* start *

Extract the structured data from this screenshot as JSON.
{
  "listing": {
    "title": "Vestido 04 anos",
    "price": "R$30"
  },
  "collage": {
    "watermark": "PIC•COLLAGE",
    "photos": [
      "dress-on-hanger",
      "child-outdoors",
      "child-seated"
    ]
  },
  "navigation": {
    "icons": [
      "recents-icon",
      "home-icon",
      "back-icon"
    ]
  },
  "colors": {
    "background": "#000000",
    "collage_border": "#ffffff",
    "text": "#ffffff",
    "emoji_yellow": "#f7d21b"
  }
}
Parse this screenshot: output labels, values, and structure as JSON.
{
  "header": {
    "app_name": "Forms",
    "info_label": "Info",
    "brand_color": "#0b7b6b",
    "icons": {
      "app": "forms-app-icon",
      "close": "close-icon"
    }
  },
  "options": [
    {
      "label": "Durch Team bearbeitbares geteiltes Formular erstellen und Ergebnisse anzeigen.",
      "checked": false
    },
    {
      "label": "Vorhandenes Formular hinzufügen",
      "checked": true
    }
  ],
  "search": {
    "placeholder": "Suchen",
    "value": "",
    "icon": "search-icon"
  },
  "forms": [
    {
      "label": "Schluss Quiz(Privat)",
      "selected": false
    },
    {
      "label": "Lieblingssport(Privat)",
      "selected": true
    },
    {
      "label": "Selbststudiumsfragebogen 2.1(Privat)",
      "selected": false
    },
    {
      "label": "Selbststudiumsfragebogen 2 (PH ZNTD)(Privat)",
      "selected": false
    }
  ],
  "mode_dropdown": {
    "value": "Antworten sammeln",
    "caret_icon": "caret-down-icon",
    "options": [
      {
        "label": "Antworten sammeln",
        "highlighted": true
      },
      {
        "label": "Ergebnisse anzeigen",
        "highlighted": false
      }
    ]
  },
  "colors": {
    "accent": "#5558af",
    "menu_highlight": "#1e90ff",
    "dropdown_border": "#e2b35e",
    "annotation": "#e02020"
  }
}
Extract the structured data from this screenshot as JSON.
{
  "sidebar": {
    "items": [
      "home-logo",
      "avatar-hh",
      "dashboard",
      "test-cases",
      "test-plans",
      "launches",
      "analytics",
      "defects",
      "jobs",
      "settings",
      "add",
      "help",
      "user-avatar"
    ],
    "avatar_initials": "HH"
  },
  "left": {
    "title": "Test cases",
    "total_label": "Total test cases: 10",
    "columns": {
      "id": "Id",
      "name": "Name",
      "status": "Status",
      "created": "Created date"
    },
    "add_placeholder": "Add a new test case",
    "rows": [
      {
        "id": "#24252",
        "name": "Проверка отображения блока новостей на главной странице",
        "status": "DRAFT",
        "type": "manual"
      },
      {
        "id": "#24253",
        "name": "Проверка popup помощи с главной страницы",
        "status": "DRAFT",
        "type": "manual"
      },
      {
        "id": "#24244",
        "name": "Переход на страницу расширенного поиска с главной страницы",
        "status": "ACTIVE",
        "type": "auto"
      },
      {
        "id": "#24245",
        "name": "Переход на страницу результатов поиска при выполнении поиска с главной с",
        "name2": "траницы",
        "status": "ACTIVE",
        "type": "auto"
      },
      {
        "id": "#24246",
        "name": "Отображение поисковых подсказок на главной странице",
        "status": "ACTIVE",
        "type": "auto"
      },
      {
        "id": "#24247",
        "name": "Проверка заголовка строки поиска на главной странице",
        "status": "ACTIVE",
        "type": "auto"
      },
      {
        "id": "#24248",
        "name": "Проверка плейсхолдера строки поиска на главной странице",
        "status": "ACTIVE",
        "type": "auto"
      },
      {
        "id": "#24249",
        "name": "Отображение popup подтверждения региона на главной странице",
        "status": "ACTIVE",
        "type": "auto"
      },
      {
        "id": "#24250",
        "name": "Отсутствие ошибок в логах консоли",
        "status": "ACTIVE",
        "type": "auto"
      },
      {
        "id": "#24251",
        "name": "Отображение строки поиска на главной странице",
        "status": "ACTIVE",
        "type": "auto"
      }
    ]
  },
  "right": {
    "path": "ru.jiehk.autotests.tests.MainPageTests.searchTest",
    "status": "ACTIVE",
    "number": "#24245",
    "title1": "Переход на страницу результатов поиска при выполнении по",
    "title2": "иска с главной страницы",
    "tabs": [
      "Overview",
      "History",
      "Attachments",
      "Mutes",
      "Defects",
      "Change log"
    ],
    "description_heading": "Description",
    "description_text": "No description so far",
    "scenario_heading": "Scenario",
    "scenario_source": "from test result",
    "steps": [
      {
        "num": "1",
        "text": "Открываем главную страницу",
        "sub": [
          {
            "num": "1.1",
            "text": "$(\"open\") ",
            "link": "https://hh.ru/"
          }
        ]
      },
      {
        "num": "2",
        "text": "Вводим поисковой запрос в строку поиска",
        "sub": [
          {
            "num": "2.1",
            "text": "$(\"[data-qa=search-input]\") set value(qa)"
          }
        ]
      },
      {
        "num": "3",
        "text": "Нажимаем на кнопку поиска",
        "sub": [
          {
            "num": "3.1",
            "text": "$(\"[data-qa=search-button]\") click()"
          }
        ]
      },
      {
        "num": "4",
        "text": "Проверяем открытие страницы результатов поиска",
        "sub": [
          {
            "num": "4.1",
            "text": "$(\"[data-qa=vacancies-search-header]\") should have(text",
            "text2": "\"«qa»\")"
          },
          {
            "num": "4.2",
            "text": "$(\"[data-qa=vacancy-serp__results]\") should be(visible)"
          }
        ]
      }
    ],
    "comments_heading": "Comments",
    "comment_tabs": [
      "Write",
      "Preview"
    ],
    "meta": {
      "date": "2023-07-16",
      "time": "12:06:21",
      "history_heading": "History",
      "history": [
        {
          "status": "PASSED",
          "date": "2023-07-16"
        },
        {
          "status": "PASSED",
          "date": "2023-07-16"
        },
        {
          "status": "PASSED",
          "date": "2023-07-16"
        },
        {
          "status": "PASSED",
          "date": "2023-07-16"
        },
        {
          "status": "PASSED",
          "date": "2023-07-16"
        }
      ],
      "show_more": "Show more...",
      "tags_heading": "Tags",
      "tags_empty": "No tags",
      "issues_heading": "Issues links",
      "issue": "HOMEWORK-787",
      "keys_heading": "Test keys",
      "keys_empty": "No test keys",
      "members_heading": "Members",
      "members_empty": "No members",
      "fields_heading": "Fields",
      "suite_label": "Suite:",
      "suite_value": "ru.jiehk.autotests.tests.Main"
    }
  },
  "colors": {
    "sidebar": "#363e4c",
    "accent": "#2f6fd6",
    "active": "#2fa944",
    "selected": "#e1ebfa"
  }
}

* end *

- Task prompt -
Transcribe all of the entries without altering anything.

- Expected output -
Extract the structured data from this screenshot as JSON.
{
  "listing": {
    "title": "Vestido 04 anos",
    "price": "R$30"
  },
  "collage": {
    "watermark": "PIC•COLLAGE",
    "photos": [
      "dress-on-hanger",
      "child-outdoors",
      "child-seated"
    ]
  },
  "navigation": {
    "icons": [
      "recents-icon",
      "home-icon",
      "back-icon"
    ]
  },
  "colors": {
    "background": "#000000",
    "collage_border": "#ffffff",
    "text": "#ffffff",
    "emoji_yellow": "#f7d21b"
  }
}
Parse this screenshot: output labels, values, and structure as JSON.
{
  "header": {
    "app_name": "Forms",
    "info_label": "Info",
    "brand_color": "#0b7b6b",
    "icons": {
      "app": "forms-app-icon",
      "close": "close-icon"
    }
  },
  "options": [
    {
      "label": "Durch Team bearbeitbares geteiltes Formular erstellen und Ergebnisse anzeigen.",
      "checked": false
    },
    {
      "label": "Vorhandenes Formular hinzufügen",
      "checked": true
    }
  ],
  "search": {
    "placeholder": "Suchen",
    "value": "",
    "icon": "search-icon"
  },
  "forms": [
    {
      "label": "Schluss Quiz(Privat)",
      "selected": false
    },
    {
      "label": "Lieblingssport(Privat)",
      "selected": true
    },
    {
      "label": "Selbststudiumsfragebogen 2.1(Privat)",
      "selected": false
    },
    {
      "label": "Selbststudiumsfragebogen 2 (PH ZNTD)(Privat)",
      "selected": false
    }
  ],
  "mode_dropdown": {
    "value": "Antworten sammeln",
    "caret_icon": "caret-down-icon",
    "options": [
      {
        "label": "Antworten sammeln",
        "highlighted": true
      },
      {
        "label": "Ergebnisse anzeigen",
        "highlighted": false
      }
    ]
  },
  "colors": {
    "accent": "#5558af",
    "menu_highlight": "#1e90ff",
    "dropdown_border": "#e2b35e",
    "annotation": "#e02020"
  }
}
Extract the structured data from this screenshot as JSON.
{
  "sidebar": {
    "items": [
      "home-logo",
      "avatar-hh",
      "dashboard",
      "test-cases",
      "test-plans",
      "launches",
      "analytics",
      "defects",
      "jobs",
      "settings",
      "add",
      "help",
      "user-avatar"
    ],
    "avatar_initials": "HH"
  },
  "left": {
    "title": "Test cases",
    "total_label": "Total test cases: 10",
    "columns": {
      "id": "Id",
      "name": "Name",
      "status": "Status",
      "created": "Created date"
    },
    "add_placeholder": "Add a new test case",
    "rows": [
      {
        "id": "#24252",
        "name": "Проверка отображения блока новостей на главной странице",
        "status": "DRAFT",
        "type": "manual"
      },
      {
        "id": "#24253",
        "name": "Проверка popup помощи с главной страницы",
        "status": "DRAFT",
        "type": "manual"
      },
      {
        "id": "#24244",
        "name": "Переход на страницу расширенного поиска с главной страницы",
        "status": "ACTIVE",
        "type": "auto"
      },
      {
        "id": "#24245",
        "name": "Переход на страницу результатов поиска при выполнении поиска с главной с",
        "name2": "траницы",
        "status": "ACTIVE",
        "type": "auto"
      },
      {
        "id": "#24246",
        "name": "Отображение поисковых подсказок на главной странице",
        "status": "ACTIVE",
        "type": "auto"
      },
      {
        "id": "#24247",
        "name": "Проверка заголовка строки поиска на главной странице",
        "status": "ACTIVE",
        "type": "auto"
      },
      {
        "id": "#24248",
        "name": "Проверка плейсхолдера строки поиска на главной странице",
        "status": "ACTIVE",
        "type": "auto"
      },
      {
        "id": "#24249",
        "name": "Отображение popup подтверждения региона на главной странице",
        "status": "ACTIVE",
        "type": "auto"
      },
      {
        "id": "#24250",
        "name": "Отсутствие ошибок в логах консоли",
        "status": "ACTIVE",
        "type": "auto"
      },
      {
        "id": "#24251",
        "name": "Отображение строки поиска на главной странице",
        "status": "ACTIVE",
        "type": "auto"
      }
    ]
  },
  "right": {
    "path": "ru.jiehk.autotests.tests.MainPageTests.searchTest",
    "status": "ACTIVE",
    "number": "#24245",
    "title1": "Переход на страницу результатов поиска при выполнении по",
    "title2": "иска с главной страницы",
    "tabs": [
      "Overview",
      "History",
      "Attachments",
      "Mutes",
      "Defects",
      "Change log"
    ],
    "description_heading": "Description",
    "description_text": "No description so far",
    "scenario_heading": "Scenario",
    "scenario_source": "from test result",
    "steps": [
      {
        "num": "1",
        "text": "Открываем главную страницу",
        "sub": [
          {
            "num": "1.1",
            "text": "$(\"open\") ",
            "link": "https://hh.ru/"
          }
        ]
      },
      {
        "num": "2",
        "text": "Вводим поисковой запрос в строку поиска",
        "sub": [
          {
            "num": "2.1",
            "text": "$(\"[data-qa=search-input]\") set value(qa)"
          }
        ]
      },
      {
        "num": "3",
        "text": "Нажимаем на кнопку поиска",
        "sub": [
          {
            "num": "3.1",
            "text": "$(\"[data-qa=search-button]\") click()"
          }
        ]
      },
      {
        "num": "4",
        "text": "Проверяем открытие страницы результатов поиска",
        "sub": [
          {
            "num": "4.1",
            "text": "$(\"[data-qa=vacancies-search-header]\") should have(text",
            "text2": "\"«qa»\")"
          },
          {
            "num": "4.2",
            "text": "$(\"[data-qa=vacancy-serp__results]\") should be(visible)"
          }
        ]
      }
    ],
    "comments_heading": "Comments",
    "comment_tabs": [
      "Write",
      "Preview"
    ],
    "meta": {
      "date": "2023-07-16",
      "time": "12:06:21",
      "history_heading": "History",
      "history": [
        {
          "status": "PASSED",
          "date": "2023-07-16"
        },
        {
          "status": "PASSED",
          "date": "2023-07-16"
        },
        {
          "status": "PASSED",
          "date": "2023-07-16"
        },
        {
          "status": "PASSED",
          "date": "2023-07-16"
        },
        {
          "status": "PASSED",
          "date": "2023-07-16"
        }
      ],
      "show_more": "Show more...",
      "tags_heading": "Tags",
      "tags_empty": "No tags",
      "issues_heading": "Issues links",
      "issue": "HOMEWORK-787",
      "keys_heading": "Test keys",
      "keys_empty": "No test keys",
      "members_heading": "Members",
      "members_empty": "No members",
      "fields_heading": "Fields",
      "suite_label": "Suite:",
      "suite_value": "ru.jiehk.autotests.tests.Main"
    }
  },
  "colors": {
    "sidebar": "#363e4c",
    "accent": "#2f6fd6",
    "active": "#2fa944",
    "selected": "#e1ebfa"
  }
}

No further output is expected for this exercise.